▶ **Written request**: Search the material for the word "Gewinn" and report each line where it turns up.

▶ **Entries provided**:
- - - -
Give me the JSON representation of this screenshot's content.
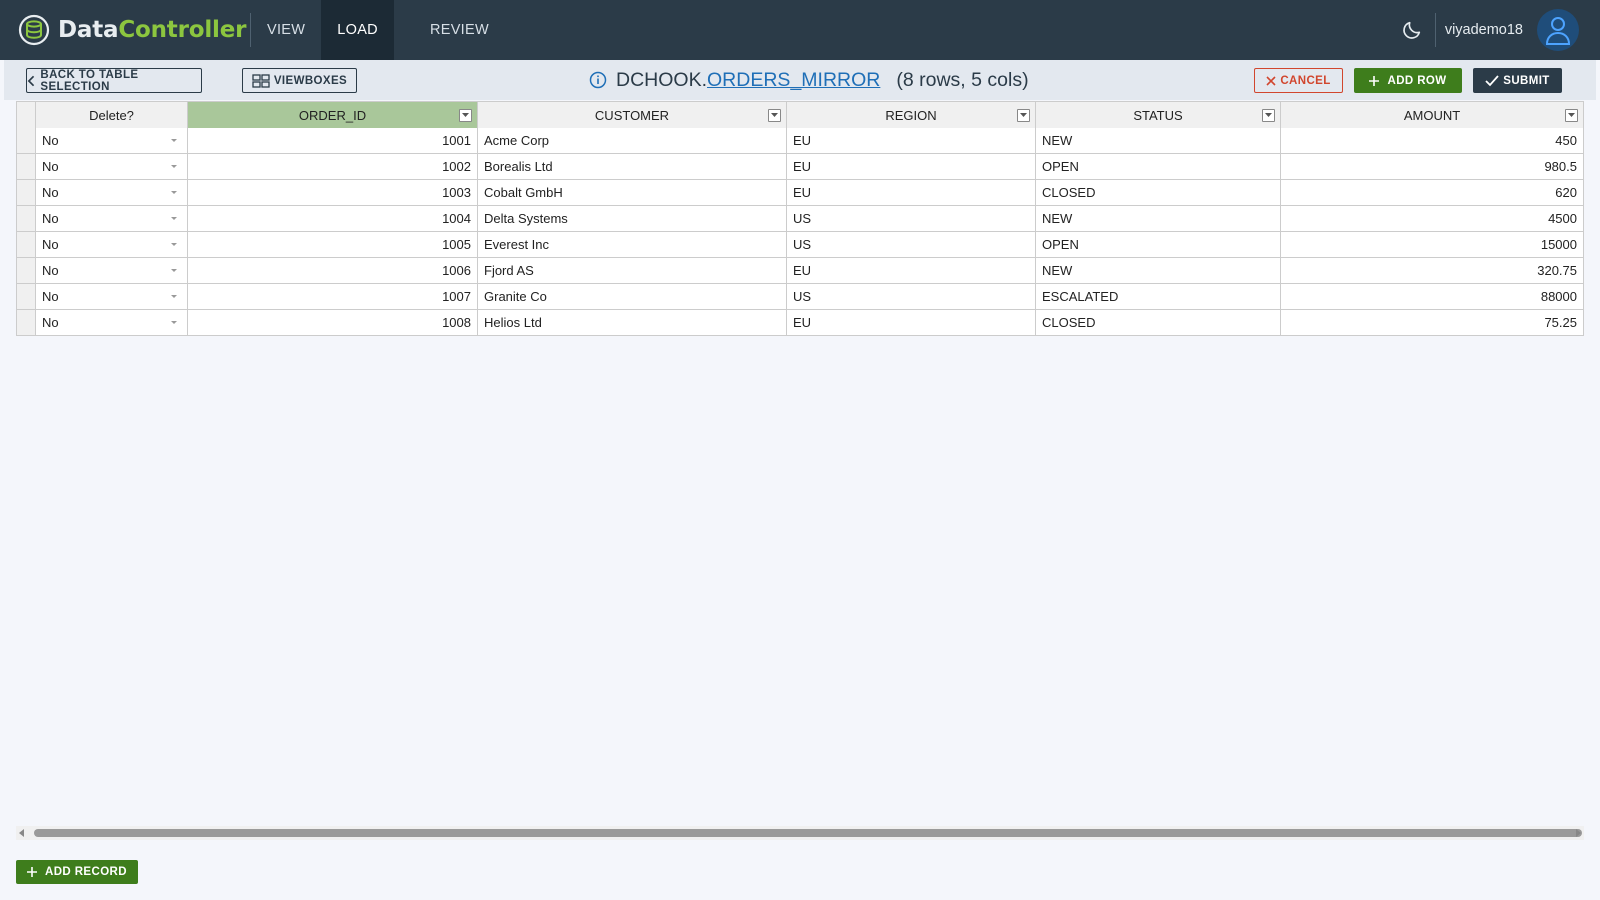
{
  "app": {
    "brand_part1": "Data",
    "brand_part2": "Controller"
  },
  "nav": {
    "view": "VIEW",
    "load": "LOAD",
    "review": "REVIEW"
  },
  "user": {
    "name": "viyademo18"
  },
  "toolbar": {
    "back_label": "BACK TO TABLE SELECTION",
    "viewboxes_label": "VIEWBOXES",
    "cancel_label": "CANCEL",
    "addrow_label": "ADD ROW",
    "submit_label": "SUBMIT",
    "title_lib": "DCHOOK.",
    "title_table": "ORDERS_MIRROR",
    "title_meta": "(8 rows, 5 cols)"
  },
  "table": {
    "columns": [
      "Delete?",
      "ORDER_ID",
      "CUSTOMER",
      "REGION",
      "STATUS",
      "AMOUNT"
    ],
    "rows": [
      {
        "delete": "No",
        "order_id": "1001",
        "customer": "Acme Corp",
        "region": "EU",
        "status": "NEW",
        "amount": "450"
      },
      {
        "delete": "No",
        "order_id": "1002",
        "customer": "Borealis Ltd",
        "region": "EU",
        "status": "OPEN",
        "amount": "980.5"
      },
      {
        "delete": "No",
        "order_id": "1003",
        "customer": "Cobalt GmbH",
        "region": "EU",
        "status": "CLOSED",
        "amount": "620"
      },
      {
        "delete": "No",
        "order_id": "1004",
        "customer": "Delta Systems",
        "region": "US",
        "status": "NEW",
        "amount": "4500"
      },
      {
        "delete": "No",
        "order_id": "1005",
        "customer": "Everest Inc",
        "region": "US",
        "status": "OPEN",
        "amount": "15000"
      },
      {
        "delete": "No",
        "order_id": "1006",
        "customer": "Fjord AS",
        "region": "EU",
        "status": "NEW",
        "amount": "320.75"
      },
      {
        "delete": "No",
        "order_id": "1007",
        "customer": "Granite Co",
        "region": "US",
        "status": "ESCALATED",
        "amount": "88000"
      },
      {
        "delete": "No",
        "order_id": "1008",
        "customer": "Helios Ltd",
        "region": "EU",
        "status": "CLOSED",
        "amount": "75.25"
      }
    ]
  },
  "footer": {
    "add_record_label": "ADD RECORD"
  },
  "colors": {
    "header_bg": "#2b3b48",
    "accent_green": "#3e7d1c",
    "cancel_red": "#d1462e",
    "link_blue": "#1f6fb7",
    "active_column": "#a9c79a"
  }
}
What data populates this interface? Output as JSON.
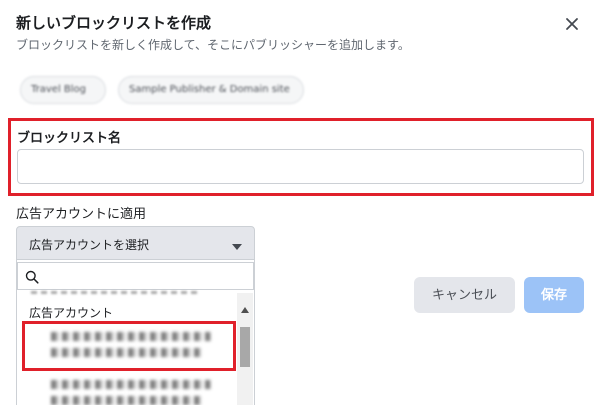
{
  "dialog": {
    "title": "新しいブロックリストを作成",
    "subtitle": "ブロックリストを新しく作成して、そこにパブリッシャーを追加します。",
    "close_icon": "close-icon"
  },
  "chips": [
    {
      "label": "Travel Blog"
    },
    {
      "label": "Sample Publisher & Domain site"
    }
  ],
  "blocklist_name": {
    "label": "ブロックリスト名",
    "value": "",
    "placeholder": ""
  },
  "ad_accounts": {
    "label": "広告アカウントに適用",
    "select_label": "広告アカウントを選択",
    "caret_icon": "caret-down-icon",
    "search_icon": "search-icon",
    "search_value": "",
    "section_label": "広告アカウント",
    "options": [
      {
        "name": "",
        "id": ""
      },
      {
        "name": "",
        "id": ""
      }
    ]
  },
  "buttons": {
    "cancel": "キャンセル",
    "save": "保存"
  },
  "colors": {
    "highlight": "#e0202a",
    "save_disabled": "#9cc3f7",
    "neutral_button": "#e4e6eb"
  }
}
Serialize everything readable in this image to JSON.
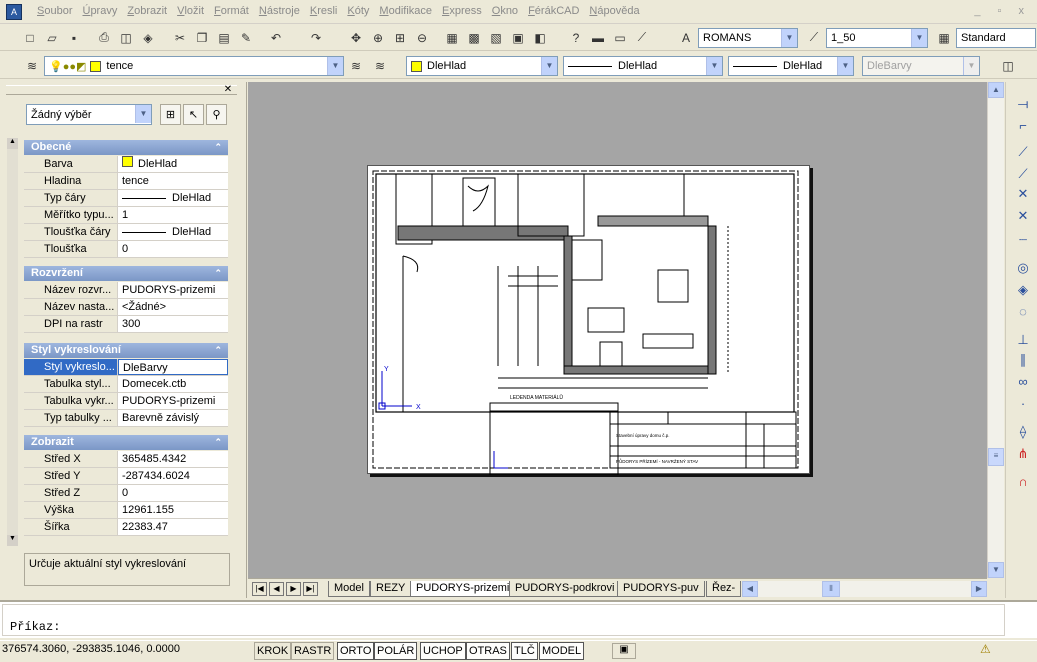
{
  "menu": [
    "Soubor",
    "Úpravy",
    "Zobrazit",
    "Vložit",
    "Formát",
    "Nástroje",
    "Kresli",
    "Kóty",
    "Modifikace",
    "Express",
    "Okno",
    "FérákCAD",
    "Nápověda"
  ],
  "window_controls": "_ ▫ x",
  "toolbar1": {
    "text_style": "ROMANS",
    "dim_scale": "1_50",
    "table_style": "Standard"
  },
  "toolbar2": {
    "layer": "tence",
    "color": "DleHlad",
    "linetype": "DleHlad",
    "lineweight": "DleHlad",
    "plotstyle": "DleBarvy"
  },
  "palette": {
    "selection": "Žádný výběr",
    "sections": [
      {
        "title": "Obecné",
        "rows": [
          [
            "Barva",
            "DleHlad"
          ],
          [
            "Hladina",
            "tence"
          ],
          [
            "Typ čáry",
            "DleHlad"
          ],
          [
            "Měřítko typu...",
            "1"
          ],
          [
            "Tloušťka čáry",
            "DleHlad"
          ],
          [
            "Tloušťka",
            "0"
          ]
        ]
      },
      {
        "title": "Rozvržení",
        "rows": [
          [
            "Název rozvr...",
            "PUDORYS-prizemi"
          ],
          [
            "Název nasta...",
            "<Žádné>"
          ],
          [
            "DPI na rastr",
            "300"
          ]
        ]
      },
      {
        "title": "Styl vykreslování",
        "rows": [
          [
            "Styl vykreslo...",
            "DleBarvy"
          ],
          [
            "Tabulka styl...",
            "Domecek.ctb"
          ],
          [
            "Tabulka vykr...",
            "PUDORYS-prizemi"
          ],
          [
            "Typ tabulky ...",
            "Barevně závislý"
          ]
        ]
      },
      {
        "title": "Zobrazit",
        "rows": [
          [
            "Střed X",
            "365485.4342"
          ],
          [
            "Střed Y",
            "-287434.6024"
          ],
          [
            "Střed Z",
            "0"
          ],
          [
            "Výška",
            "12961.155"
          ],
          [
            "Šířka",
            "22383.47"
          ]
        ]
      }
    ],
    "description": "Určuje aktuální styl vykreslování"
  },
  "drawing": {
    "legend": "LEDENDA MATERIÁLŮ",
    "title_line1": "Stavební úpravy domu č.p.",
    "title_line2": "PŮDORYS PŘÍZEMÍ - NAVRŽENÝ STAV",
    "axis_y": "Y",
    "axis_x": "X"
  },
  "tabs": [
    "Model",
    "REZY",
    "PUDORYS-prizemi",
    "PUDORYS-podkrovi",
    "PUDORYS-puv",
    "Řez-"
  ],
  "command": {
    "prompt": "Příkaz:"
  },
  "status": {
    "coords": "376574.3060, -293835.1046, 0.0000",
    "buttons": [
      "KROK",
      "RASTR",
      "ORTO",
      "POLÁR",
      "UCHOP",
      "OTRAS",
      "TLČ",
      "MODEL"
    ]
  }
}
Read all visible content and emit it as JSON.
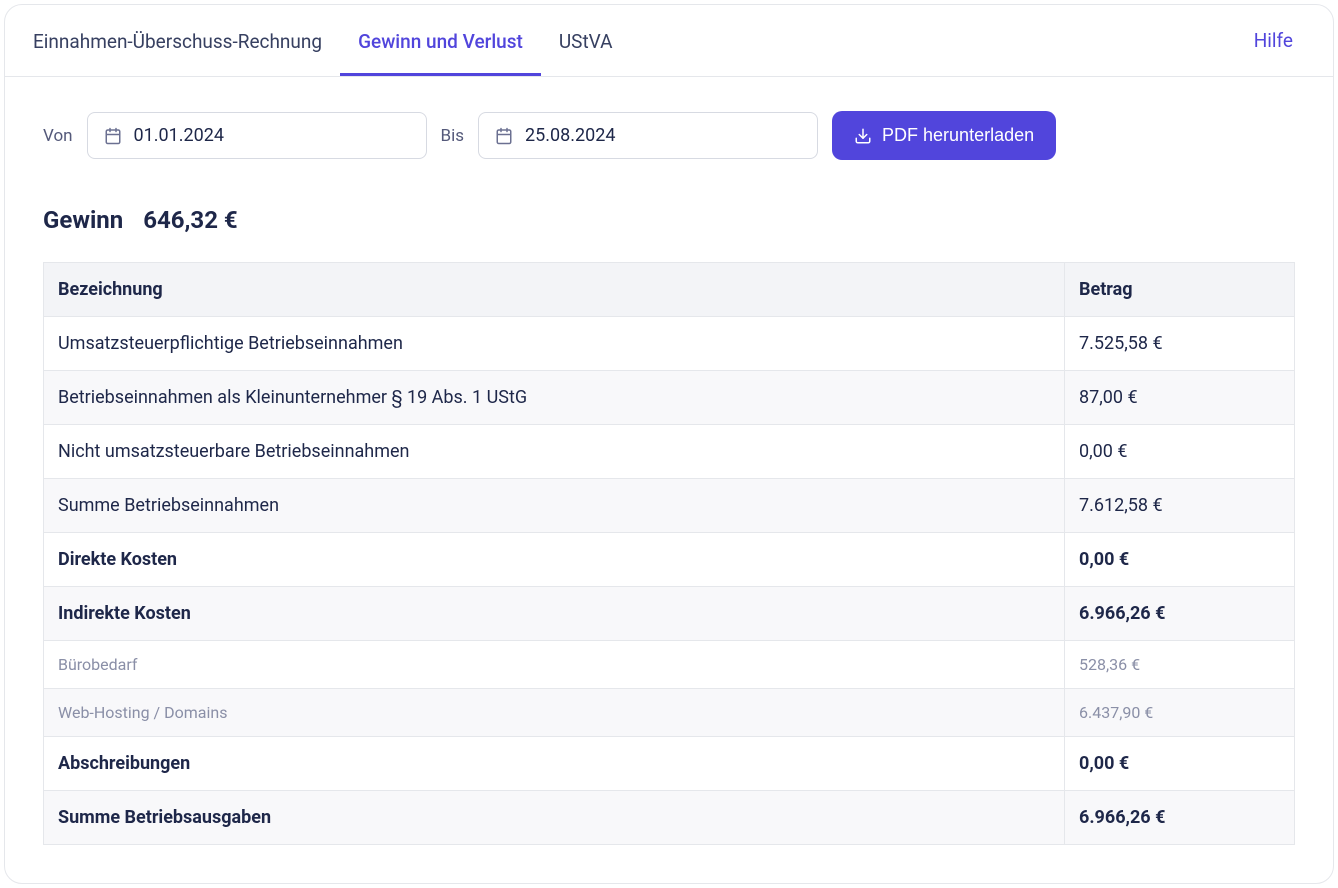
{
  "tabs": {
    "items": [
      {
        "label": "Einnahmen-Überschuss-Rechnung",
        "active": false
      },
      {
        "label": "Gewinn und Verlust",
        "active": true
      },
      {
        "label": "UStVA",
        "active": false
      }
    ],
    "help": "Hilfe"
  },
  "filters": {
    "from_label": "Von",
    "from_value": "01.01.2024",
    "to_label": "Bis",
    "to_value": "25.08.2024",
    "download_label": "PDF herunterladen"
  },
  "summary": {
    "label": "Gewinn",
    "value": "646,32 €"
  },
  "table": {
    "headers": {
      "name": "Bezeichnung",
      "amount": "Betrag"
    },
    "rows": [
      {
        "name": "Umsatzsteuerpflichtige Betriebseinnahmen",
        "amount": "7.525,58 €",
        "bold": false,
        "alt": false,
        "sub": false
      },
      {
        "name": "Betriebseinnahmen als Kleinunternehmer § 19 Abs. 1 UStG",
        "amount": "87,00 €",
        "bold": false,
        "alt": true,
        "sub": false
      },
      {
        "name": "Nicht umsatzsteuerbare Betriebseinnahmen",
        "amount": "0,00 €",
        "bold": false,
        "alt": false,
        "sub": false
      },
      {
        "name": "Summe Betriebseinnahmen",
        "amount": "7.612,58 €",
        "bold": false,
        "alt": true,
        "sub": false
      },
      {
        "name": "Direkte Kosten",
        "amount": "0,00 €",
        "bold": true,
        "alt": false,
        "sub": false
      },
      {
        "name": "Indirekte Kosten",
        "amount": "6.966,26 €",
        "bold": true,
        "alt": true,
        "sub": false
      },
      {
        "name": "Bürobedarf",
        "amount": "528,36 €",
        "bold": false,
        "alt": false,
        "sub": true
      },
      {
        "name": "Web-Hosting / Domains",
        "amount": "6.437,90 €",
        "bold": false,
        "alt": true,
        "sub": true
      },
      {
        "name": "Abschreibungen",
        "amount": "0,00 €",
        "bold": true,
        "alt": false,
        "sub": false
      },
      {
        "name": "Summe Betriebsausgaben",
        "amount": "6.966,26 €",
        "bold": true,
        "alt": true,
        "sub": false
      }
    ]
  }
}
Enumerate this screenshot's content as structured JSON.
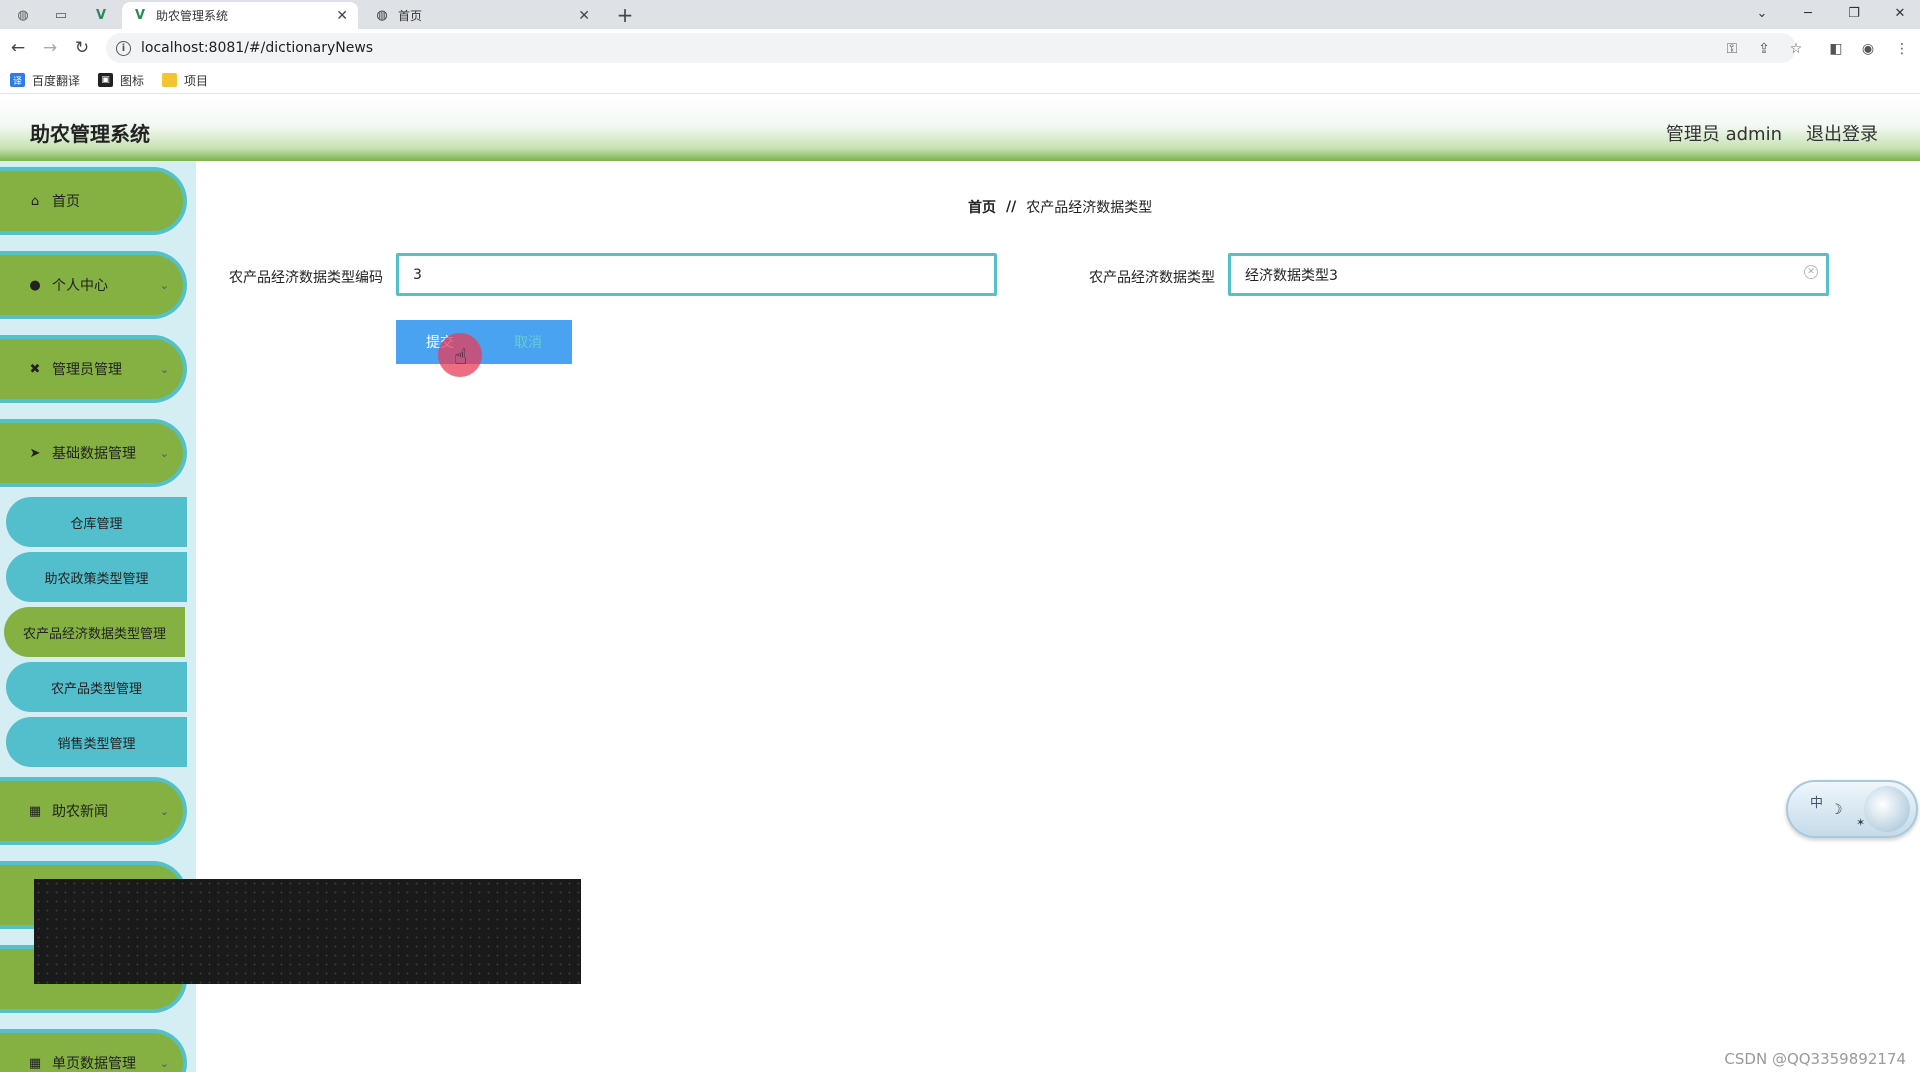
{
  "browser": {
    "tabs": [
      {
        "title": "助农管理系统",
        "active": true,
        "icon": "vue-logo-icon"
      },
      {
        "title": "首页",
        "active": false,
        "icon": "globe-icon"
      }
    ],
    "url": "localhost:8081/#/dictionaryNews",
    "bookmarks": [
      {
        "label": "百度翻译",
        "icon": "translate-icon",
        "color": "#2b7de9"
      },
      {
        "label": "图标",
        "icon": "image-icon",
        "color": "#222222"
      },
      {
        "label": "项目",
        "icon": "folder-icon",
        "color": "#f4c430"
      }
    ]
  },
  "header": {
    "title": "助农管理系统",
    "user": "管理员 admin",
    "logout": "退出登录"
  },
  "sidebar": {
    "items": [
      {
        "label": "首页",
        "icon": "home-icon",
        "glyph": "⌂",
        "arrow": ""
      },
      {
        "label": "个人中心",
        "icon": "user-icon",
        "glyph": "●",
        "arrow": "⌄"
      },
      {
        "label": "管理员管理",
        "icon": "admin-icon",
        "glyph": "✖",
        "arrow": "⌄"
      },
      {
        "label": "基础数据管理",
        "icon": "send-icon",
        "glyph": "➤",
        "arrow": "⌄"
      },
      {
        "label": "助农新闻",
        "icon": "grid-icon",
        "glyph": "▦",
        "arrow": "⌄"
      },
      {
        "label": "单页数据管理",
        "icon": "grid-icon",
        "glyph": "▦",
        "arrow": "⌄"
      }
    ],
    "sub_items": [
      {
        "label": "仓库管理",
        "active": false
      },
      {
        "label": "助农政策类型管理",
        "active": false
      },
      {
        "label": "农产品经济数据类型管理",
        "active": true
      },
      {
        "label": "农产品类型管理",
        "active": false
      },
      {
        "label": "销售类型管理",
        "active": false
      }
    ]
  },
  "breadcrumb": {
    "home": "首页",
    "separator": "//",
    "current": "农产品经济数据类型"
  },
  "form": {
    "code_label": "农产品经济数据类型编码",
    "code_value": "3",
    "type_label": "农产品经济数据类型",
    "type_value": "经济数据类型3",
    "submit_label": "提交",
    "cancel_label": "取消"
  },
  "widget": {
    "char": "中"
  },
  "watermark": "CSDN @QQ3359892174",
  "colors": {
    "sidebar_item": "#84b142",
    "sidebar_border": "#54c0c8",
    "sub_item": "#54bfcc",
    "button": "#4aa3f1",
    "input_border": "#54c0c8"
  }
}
- - - -
▶ **Output for this task**:
        "label": "Gewinn und Verlust",
    "label": "Gewinn",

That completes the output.